Begin The records

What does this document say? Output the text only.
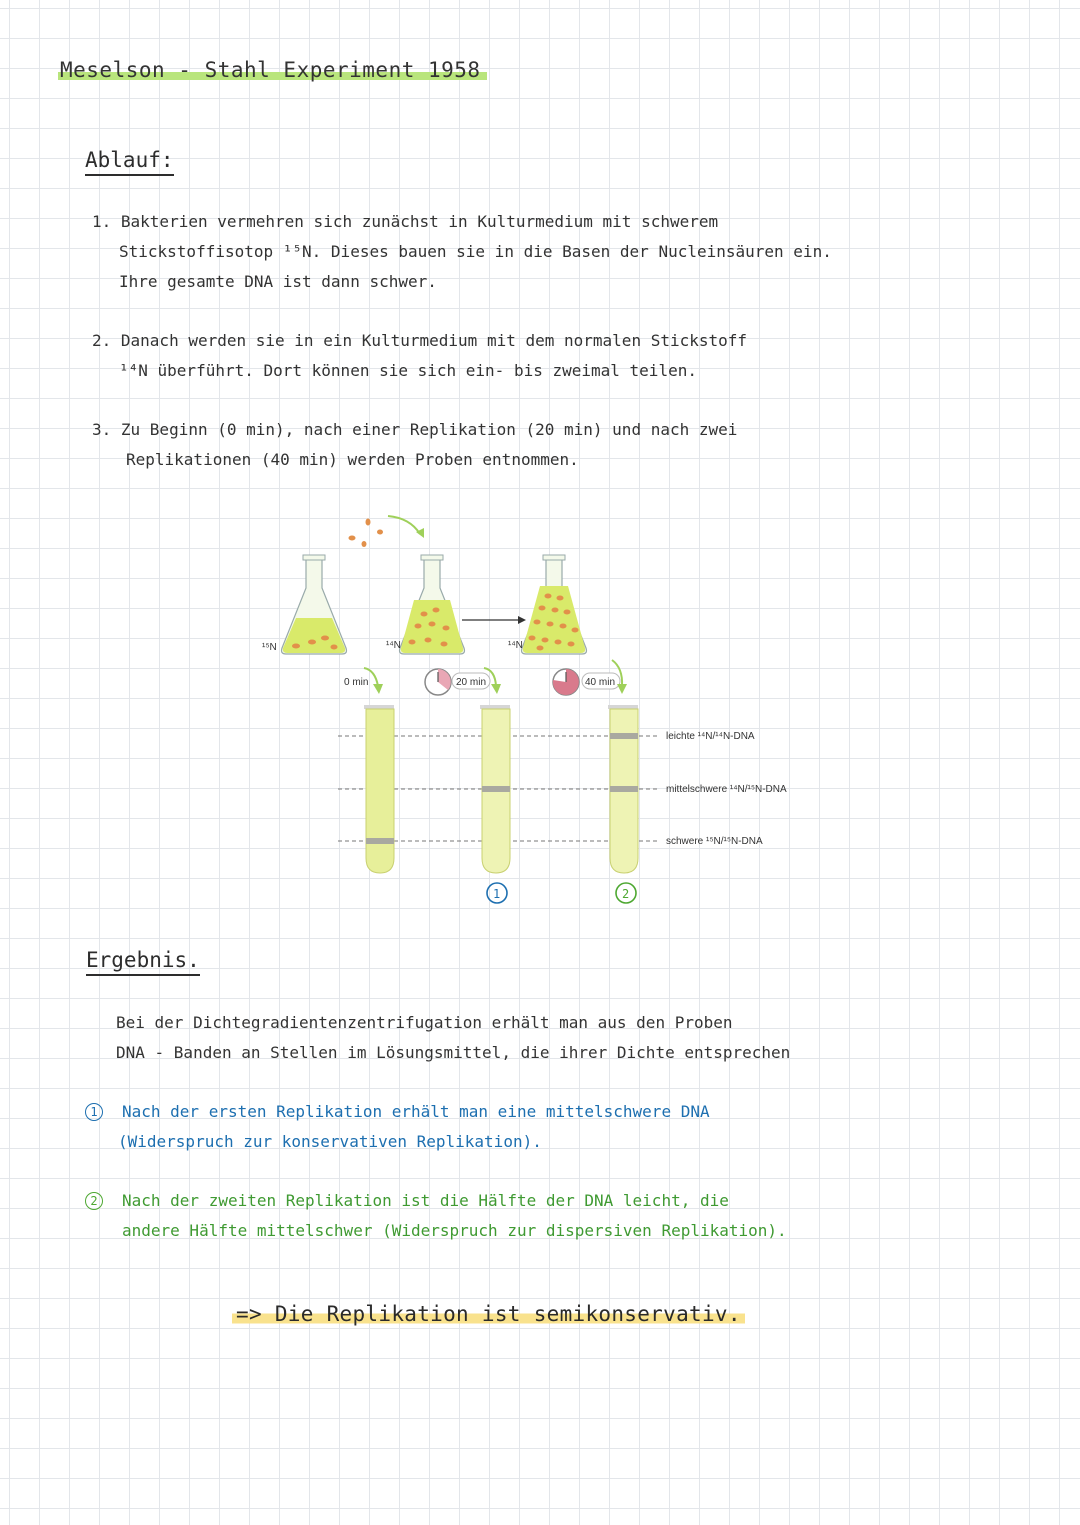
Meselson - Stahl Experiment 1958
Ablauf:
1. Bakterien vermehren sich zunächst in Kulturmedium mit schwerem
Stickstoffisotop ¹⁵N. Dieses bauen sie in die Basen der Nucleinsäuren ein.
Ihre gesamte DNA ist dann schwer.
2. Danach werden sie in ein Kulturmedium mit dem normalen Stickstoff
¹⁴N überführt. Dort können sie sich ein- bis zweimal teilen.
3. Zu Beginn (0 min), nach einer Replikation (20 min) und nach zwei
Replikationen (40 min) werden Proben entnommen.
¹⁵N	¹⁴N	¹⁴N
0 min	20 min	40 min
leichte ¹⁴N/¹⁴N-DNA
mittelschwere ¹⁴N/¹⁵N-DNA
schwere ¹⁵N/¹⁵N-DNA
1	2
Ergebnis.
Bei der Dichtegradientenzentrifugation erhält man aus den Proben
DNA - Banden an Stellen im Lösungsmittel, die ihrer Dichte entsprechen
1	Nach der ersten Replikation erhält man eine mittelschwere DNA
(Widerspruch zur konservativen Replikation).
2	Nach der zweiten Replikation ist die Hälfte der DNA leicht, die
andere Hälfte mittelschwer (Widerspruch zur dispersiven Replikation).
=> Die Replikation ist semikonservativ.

End The records
Begin The records

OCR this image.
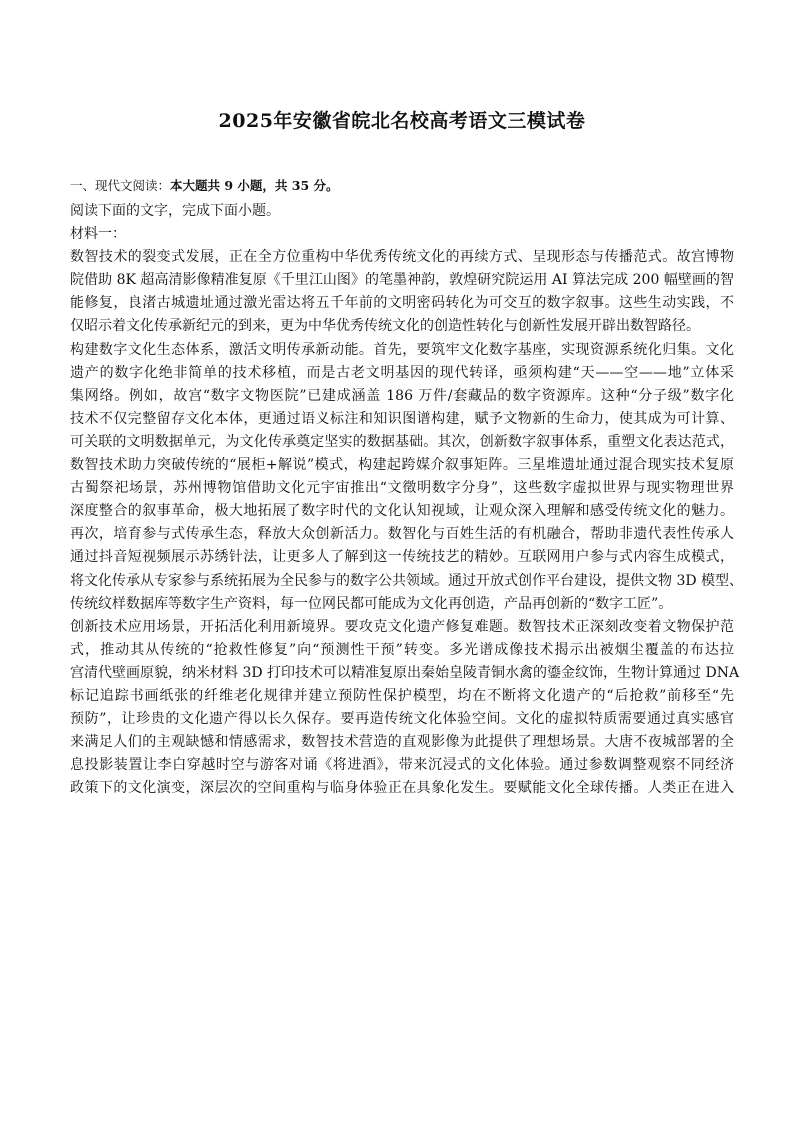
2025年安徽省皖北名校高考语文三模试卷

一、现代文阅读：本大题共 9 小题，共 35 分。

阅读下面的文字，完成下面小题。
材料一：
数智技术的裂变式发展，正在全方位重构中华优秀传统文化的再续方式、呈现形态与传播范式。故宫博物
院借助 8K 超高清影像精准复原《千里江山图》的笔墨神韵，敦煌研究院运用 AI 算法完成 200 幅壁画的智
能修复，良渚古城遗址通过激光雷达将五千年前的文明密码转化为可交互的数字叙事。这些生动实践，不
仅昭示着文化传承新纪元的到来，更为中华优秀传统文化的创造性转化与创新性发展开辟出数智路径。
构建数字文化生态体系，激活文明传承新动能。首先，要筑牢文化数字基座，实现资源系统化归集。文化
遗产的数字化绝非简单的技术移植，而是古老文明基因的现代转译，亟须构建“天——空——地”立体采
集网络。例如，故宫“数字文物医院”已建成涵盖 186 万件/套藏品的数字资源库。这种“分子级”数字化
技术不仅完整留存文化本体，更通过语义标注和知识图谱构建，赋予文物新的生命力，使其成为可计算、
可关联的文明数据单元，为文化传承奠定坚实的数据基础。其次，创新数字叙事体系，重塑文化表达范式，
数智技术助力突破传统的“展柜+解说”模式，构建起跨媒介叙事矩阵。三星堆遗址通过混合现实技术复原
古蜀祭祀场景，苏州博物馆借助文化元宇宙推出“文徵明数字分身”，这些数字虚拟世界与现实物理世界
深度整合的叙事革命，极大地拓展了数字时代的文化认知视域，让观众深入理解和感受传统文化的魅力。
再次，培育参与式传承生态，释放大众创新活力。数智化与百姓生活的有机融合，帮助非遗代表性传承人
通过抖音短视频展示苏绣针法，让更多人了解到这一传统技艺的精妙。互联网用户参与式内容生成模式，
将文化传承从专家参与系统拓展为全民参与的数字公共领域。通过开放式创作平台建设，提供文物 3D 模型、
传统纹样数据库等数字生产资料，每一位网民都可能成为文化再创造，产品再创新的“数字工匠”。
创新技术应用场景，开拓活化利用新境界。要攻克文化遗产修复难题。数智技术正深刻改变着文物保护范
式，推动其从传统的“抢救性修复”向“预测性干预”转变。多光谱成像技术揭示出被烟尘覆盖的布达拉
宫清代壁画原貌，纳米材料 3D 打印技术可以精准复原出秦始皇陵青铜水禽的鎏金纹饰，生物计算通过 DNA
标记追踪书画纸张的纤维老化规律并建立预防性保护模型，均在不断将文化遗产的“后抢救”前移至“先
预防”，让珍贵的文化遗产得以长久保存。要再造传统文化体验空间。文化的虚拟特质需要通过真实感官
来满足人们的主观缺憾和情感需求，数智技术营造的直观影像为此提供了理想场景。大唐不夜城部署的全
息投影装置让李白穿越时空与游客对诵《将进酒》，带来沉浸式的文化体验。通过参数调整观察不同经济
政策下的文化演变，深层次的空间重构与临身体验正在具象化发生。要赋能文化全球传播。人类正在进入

End The records

**Task prompt**
In the data above, how many lines contain the string "werden"? Answer with the number only.

**Exercise output**
2